**Brief:**
Restate the entries below word for word, omitting nothing.

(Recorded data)
____

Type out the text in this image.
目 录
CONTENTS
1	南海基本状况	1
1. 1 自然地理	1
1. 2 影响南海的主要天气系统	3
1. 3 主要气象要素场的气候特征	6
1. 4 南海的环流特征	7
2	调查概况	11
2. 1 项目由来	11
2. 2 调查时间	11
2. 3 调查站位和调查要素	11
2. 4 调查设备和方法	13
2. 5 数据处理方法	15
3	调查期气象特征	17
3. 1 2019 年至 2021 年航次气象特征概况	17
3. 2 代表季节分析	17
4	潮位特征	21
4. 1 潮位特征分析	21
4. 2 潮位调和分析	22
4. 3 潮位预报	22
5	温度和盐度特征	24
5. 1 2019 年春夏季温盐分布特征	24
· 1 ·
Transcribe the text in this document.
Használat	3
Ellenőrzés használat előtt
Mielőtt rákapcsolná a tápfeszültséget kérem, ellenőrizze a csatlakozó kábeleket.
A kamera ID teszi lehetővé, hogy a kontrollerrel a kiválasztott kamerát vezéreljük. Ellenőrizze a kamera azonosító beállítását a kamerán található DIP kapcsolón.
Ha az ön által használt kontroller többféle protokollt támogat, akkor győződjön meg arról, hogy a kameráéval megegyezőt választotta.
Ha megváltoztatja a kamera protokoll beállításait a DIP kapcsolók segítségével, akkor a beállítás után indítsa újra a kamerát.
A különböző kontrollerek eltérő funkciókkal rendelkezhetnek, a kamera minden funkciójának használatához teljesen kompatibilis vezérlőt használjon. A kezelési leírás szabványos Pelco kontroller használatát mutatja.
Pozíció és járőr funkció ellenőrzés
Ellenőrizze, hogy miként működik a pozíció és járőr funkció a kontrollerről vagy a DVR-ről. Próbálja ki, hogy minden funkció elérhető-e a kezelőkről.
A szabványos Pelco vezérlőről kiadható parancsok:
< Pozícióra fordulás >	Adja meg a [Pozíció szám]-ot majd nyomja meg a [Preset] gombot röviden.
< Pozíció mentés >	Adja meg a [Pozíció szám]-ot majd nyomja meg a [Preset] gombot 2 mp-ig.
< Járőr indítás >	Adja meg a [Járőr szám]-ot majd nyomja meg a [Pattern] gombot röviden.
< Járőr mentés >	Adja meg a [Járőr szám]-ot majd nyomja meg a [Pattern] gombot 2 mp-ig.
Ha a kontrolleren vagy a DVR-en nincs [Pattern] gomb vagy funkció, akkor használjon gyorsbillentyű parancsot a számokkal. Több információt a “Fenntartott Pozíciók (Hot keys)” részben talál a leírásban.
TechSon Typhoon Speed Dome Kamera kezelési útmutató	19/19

____

**Problem solution:**
Type out the text in this image.
目 录
CONTENTS
1	南海基本状况	1
1. 1 自然地理	1
1. 2 影响南海的主要天气系统	3
1. 3 主要气象要素场的气候特征	6
1. 4 南海的环流特征	7
2	调查概况	11
2. 1 项目由来	11
2. 2 调查时间	11
2. 3 调查站位和调查要素	11
2. 4 调查设备和方法	13
2. 5 数据处理方法	15
3	调查期气象特征	17
3. 1 2019 年至 2021 年航次气象特征概况	17
3. 2 代表季节分析	17
4	潮位特征	21
4. 1 潮位特征分析	21
4. 2 潮位调和分析	22
4. 3 潮位预报	22
5	温度和盐度特征	24
5. 1 2019 年春夏季温盐分布特征	24
· 1 ·
Transcribe the text in this document.
Használat	3
Ellenőrzés használat előtt
Mielőtt rákapcsolná a tápfeszültséget kérem, ellenőrizze a csatlakozó kábeleket.
A kamera ID teszi lehetővé, hogy a kontrollerrel a kiválasztott kamerát vezéreljük. Ellenőrizze a kamera azonosító beállítását a kamerán található DIP kapcsolón.
Ha az ön által használt kontroller többféle protokollt támogat, akkor győződjön meg arról, hogy a kameráéval megegyezőt választotta.
Ha megváltoztatja a kamera protokoll beállításait a DIP kapcsolók segítségével, akkor a beállítás után indítsa újra a kamerát.
A különböző kontrollerek eltérő funkciókkal rendelkezhetnek, a kamera minden funkciójának használatához teljesen kompatibilis vezérlőt használjon. A kezelési leírás szabványos Pelco kontroller használatát mutatja.
Pozíció és járőr funkció ellenőrzés
Ellenőrizze, hogy miként működik a pozíció és járőr funkció a kontrollerről vagy a DVR-ről. Próbálja ki, hogy minden funkció elérhető-e a kezelőkről.
A szabványos Pelco vezérlőről kiadható parancsok:
< Pozícióra fordulás >	Adja meg a [Pozíció szám]-ot majd nyomja meg a [Preset] gombot röviden.
< Pozíció mentés >	Adja meg a [Pozíció szám]-ot majd nyomja meg a [Preset] gombot 2 mp-ig.
< Járőr indítás >	Adja meg a [Járőr szám]-ot majd nyomja meg a [Pattern] gombot röviden.
< Járőr mentés >	Adja meg a [Járőr szám]-ot majd nyomja meg a [Pattern] gombot 2 mp-ig.
Ha a kontrolleren vagy a DVR-en nincs [Pattern] gomb vagy funkció, akkor használjon gyorsbillentyű parancsot a számokkal. Több információt a “Fenntartott Pozíciók (Hot keys)” részben talál a leírásban.
TechSon Typhoon Speed Dome Kamera kezelési útmutató	19/19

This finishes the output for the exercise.